- _Objective_
Provide nothing beyond the count of lines that include the string "title".

•••••

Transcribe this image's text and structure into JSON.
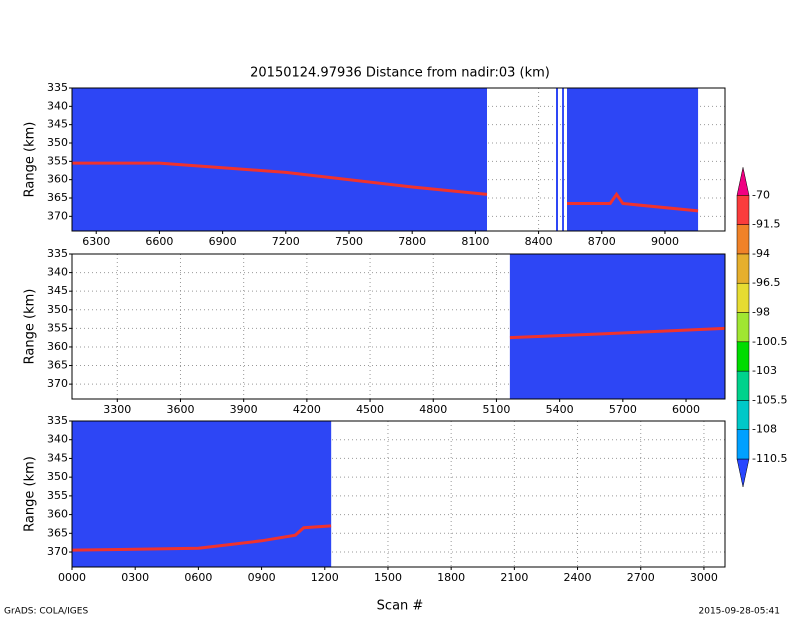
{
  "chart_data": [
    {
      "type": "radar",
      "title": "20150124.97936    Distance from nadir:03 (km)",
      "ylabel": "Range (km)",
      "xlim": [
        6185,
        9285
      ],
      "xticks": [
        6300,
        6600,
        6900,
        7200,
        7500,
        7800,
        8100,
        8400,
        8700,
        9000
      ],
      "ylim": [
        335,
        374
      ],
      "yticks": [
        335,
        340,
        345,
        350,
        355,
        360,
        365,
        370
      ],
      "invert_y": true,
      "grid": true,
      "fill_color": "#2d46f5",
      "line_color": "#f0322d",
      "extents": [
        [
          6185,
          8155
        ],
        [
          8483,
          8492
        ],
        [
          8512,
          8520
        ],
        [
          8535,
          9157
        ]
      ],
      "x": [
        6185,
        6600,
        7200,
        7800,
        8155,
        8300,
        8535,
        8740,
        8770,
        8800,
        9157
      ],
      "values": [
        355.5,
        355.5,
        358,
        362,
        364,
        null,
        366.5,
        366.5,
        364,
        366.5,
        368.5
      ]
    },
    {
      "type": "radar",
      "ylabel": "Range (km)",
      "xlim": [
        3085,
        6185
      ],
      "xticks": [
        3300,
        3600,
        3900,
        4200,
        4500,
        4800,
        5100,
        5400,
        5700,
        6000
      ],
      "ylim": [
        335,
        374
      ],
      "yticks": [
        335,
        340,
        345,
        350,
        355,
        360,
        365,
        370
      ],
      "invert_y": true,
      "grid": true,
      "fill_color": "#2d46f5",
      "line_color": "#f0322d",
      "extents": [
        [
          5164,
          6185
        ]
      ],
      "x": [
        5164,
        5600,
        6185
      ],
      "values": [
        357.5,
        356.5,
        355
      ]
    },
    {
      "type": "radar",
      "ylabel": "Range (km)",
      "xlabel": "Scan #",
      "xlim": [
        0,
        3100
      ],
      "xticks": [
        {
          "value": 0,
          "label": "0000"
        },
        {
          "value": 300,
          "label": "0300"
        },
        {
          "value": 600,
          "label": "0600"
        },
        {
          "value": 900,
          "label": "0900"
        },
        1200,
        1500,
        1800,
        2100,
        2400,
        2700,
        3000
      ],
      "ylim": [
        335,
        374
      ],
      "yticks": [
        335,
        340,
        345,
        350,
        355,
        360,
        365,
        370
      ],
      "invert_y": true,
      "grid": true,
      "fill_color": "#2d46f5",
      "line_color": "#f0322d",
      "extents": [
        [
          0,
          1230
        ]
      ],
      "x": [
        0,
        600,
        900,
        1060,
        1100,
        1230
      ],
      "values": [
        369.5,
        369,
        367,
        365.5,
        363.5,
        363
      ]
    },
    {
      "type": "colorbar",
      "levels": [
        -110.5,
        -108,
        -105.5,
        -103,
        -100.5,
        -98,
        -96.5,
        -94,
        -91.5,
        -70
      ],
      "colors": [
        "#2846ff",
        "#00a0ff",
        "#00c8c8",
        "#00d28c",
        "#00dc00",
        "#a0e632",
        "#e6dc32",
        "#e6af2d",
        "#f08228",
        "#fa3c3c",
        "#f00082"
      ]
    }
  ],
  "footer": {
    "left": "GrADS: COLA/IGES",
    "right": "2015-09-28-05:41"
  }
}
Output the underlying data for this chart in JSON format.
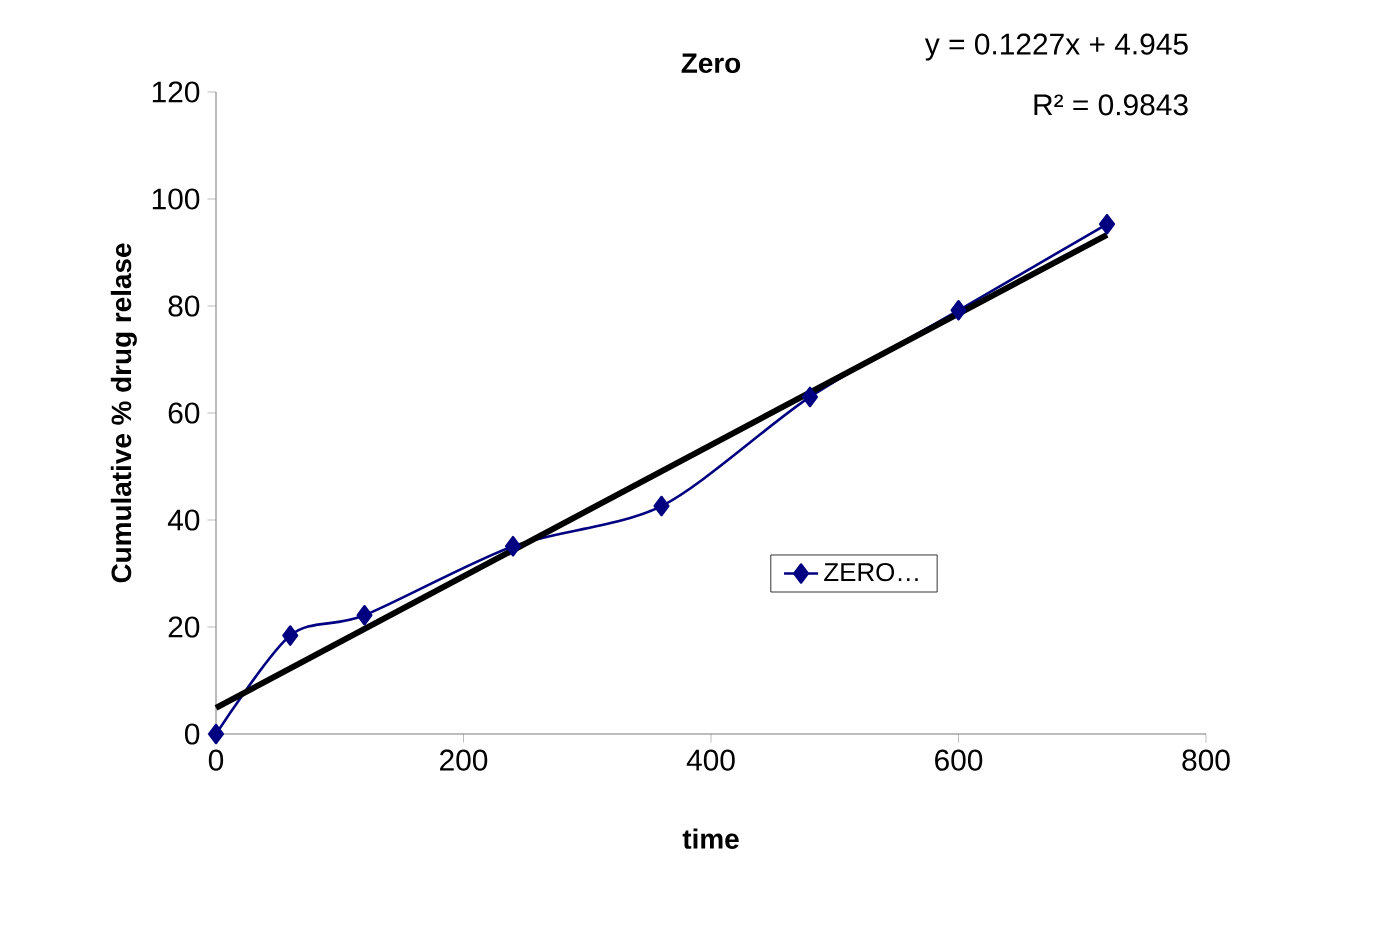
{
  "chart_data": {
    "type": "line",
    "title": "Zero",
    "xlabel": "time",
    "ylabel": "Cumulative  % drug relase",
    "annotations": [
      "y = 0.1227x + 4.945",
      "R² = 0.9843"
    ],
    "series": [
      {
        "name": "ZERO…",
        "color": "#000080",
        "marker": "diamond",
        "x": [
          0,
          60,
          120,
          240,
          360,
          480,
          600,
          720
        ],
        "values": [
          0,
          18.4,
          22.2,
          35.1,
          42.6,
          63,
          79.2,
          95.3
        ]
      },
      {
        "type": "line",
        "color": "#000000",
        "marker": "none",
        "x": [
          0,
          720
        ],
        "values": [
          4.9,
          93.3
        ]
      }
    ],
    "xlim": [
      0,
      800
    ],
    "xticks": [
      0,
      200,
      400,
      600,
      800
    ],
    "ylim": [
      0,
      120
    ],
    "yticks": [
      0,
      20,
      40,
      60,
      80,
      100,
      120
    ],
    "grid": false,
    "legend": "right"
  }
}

•••••

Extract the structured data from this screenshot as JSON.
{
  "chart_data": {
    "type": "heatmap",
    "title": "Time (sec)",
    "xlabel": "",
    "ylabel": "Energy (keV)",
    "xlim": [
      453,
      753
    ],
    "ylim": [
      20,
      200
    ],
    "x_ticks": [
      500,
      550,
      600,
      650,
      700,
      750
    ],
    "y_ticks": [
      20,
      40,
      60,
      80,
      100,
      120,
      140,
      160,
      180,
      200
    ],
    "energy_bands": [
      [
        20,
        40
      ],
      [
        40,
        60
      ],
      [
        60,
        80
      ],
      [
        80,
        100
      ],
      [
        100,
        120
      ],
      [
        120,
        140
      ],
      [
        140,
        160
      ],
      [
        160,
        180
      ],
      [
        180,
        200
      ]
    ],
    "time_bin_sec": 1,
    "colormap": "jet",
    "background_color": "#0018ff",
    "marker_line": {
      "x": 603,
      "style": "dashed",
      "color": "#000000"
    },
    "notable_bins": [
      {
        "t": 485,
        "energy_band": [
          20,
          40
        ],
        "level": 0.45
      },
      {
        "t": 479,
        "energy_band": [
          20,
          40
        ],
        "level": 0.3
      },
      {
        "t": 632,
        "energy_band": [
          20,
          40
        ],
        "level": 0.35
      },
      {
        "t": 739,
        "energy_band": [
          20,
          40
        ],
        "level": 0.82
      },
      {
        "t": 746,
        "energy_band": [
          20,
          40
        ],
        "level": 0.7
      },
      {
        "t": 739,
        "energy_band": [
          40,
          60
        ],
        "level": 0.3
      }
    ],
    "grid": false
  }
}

•••••

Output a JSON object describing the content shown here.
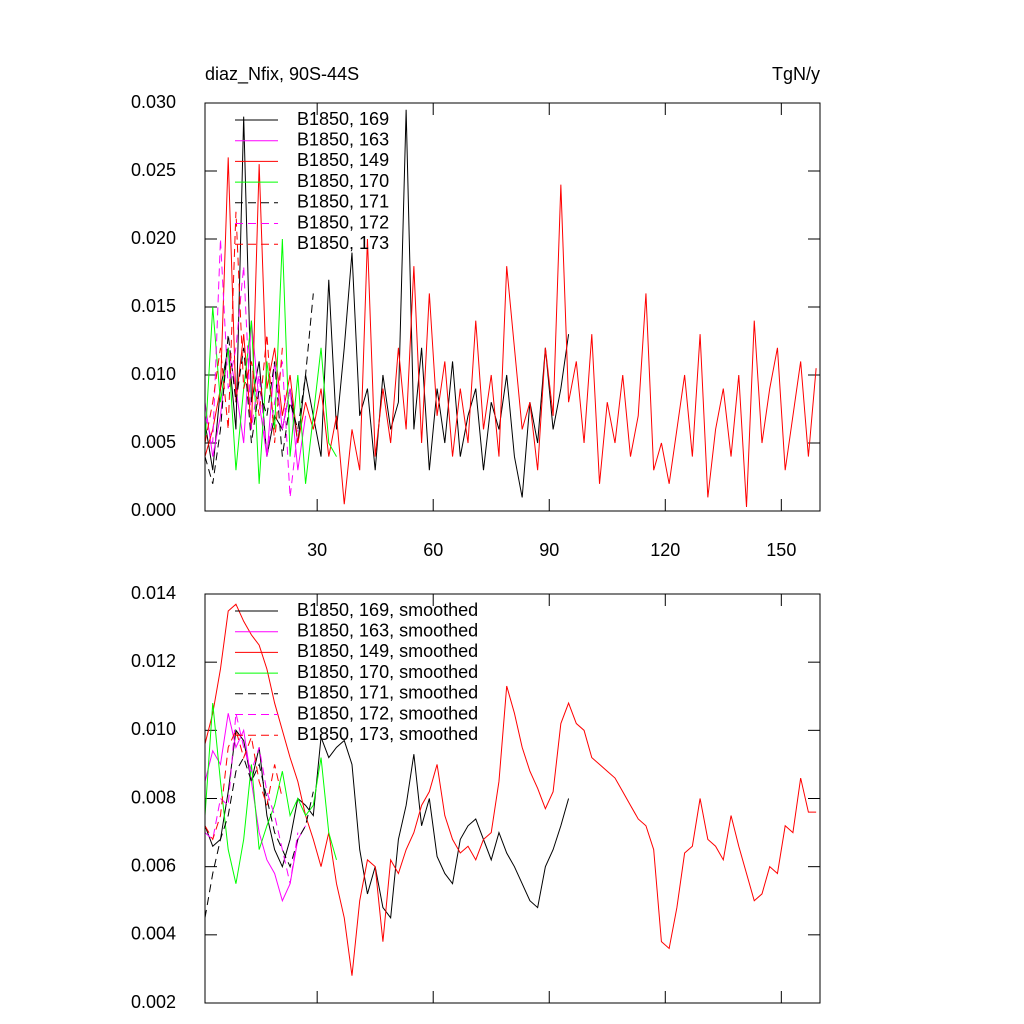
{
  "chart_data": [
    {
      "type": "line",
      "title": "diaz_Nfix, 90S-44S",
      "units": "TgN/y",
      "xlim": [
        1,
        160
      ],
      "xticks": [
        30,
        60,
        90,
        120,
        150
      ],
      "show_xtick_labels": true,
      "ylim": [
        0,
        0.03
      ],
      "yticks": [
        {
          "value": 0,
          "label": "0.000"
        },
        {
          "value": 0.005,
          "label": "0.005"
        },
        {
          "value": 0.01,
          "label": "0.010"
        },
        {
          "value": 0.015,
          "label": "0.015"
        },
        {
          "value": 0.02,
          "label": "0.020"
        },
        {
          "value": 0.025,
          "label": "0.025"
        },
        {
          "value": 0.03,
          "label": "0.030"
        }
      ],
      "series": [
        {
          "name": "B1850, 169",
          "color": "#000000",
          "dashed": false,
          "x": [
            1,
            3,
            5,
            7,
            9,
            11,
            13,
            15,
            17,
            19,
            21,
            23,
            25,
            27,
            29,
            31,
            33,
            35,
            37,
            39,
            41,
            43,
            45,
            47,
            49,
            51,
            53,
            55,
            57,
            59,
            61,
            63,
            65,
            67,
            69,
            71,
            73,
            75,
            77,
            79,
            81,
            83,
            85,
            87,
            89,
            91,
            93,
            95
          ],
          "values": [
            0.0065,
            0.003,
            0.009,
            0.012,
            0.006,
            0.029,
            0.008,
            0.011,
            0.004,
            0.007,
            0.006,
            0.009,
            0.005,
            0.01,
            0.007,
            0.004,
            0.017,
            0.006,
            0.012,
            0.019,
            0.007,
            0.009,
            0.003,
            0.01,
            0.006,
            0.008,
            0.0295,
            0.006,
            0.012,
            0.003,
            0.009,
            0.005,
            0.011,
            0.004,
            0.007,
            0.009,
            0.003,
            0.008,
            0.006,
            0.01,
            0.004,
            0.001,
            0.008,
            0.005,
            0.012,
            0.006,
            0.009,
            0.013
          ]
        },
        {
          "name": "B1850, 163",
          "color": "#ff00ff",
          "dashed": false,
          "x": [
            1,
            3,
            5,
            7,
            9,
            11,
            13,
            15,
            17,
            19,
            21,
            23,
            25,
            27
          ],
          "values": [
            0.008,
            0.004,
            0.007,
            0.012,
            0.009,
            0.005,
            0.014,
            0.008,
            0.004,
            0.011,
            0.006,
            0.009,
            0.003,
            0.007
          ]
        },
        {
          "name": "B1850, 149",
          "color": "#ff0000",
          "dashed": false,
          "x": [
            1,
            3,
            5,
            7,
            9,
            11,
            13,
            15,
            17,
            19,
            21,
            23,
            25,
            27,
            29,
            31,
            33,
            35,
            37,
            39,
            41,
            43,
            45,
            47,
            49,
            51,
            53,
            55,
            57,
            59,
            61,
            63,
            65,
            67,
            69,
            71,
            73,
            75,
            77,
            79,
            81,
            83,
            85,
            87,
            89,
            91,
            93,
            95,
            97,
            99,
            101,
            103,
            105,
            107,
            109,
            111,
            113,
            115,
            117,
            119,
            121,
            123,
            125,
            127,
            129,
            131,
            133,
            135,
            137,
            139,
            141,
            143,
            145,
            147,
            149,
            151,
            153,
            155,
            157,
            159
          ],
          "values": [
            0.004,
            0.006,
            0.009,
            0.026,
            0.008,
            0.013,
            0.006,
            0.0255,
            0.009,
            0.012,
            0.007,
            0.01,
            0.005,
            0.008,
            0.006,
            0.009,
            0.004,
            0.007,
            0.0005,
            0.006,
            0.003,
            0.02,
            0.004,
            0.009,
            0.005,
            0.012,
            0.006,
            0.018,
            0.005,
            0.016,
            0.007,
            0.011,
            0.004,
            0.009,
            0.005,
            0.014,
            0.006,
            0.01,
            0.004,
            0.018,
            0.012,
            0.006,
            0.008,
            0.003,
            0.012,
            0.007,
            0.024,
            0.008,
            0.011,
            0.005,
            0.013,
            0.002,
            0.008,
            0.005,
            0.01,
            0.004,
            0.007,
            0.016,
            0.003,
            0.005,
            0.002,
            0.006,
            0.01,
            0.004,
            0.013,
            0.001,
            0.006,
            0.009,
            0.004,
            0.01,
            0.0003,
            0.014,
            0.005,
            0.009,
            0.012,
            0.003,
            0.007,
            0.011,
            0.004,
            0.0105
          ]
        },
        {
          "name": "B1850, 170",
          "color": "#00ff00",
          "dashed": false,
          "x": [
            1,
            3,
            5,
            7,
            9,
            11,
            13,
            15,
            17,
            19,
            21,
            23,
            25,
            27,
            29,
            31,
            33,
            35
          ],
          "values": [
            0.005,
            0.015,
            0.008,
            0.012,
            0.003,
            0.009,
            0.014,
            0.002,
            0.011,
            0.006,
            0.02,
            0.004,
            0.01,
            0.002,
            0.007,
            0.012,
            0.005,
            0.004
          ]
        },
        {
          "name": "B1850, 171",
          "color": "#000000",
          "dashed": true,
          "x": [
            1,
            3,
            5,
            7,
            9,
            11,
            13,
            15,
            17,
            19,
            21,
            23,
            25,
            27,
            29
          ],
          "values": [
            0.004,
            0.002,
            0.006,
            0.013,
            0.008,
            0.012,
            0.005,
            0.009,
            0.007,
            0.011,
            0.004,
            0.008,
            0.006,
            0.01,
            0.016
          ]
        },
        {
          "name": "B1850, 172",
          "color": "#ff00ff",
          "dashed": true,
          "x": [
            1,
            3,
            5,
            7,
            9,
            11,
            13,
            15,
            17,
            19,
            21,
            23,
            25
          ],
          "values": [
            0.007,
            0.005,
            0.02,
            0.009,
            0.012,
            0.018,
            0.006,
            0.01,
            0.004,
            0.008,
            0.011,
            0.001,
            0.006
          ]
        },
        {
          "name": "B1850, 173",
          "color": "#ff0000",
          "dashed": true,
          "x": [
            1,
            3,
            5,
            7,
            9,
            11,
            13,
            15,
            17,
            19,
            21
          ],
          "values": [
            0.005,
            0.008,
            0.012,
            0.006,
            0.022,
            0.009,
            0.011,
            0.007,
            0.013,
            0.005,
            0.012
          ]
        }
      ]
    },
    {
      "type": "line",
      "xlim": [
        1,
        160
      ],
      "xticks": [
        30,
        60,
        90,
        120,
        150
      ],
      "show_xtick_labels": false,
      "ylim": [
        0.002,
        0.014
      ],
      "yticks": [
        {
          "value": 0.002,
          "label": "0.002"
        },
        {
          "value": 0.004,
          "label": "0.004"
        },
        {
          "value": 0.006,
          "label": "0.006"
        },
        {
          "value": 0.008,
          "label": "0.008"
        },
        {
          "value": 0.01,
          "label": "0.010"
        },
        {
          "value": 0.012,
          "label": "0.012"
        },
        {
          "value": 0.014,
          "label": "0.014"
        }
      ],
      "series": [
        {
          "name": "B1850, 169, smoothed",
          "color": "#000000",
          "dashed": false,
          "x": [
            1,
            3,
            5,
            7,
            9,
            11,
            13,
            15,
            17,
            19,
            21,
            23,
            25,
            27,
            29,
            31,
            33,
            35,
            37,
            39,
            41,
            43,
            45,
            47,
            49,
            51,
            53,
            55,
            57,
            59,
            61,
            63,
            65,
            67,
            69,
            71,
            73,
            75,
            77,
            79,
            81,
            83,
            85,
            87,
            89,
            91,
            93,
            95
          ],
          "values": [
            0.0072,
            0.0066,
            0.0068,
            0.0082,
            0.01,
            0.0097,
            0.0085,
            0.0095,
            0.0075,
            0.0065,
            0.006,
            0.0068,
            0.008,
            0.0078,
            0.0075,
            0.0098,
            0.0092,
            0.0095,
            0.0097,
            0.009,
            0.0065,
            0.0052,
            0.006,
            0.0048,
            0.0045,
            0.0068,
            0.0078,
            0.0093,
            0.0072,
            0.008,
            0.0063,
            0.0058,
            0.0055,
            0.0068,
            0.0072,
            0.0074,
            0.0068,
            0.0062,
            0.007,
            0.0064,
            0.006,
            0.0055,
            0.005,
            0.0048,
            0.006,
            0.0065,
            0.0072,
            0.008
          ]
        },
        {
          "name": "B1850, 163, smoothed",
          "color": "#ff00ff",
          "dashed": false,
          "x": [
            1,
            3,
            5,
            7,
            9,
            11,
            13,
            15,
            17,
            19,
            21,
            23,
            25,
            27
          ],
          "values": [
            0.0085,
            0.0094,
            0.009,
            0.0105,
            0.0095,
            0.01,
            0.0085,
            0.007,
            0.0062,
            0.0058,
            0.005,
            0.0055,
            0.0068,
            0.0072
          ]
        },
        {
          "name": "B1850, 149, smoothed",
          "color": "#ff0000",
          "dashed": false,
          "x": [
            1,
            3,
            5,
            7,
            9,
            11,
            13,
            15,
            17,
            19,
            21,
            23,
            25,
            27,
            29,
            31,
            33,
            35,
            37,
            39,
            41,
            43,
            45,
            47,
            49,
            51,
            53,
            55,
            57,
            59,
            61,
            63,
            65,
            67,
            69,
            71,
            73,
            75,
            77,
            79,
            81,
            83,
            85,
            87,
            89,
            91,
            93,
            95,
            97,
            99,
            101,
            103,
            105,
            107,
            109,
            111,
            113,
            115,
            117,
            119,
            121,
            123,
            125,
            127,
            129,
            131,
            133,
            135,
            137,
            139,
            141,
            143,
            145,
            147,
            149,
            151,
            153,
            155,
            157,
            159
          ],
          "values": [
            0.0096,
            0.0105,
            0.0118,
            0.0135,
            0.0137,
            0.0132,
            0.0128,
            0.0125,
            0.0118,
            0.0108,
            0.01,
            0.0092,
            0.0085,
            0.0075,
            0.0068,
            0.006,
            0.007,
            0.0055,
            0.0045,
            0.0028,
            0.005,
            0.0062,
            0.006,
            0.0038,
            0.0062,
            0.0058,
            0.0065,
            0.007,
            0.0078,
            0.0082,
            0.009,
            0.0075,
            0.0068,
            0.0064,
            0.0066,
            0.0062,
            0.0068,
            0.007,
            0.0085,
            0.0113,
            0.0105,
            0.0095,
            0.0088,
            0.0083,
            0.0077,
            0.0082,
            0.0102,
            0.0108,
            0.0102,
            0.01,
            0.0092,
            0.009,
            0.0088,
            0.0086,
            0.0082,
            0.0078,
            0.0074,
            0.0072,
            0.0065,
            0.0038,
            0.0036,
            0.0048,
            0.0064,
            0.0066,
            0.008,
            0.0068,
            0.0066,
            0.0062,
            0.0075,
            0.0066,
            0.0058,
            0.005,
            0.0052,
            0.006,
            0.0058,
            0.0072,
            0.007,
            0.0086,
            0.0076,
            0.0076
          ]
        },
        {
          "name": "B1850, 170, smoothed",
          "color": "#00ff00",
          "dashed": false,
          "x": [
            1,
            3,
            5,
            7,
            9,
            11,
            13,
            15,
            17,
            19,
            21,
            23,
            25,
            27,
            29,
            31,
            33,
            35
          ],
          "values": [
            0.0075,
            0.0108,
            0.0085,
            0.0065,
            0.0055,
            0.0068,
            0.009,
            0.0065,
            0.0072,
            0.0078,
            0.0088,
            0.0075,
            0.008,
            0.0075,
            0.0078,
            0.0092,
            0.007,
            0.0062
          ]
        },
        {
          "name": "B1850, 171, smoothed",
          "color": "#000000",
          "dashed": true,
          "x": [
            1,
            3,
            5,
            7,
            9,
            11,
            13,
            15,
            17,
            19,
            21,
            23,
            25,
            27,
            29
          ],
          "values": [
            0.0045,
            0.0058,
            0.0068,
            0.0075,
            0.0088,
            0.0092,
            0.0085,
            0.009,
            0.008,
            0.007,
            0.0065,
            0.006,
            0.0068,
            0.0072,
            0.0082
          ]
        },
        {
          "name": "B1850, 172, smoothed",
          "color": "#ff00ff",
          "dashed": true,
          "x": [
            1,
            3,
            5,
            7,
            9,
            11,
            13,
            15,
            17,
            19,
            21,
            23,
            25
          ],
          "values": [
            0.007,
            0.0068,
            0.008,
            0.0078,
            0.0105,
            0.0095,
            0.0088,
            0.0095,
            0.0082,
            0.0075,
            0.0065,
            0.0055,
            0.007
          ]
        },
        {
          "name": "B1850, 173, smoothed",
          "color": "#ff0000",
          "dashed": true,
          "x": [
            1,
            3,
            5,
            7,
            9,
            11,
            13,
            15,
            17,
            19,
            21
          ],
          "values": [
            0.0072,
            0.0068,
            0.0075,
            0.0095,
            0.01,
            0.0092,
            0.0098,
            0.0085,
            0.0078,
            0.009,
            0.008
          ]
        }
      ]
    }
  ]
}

•••••

- _Answer for this exercise_
4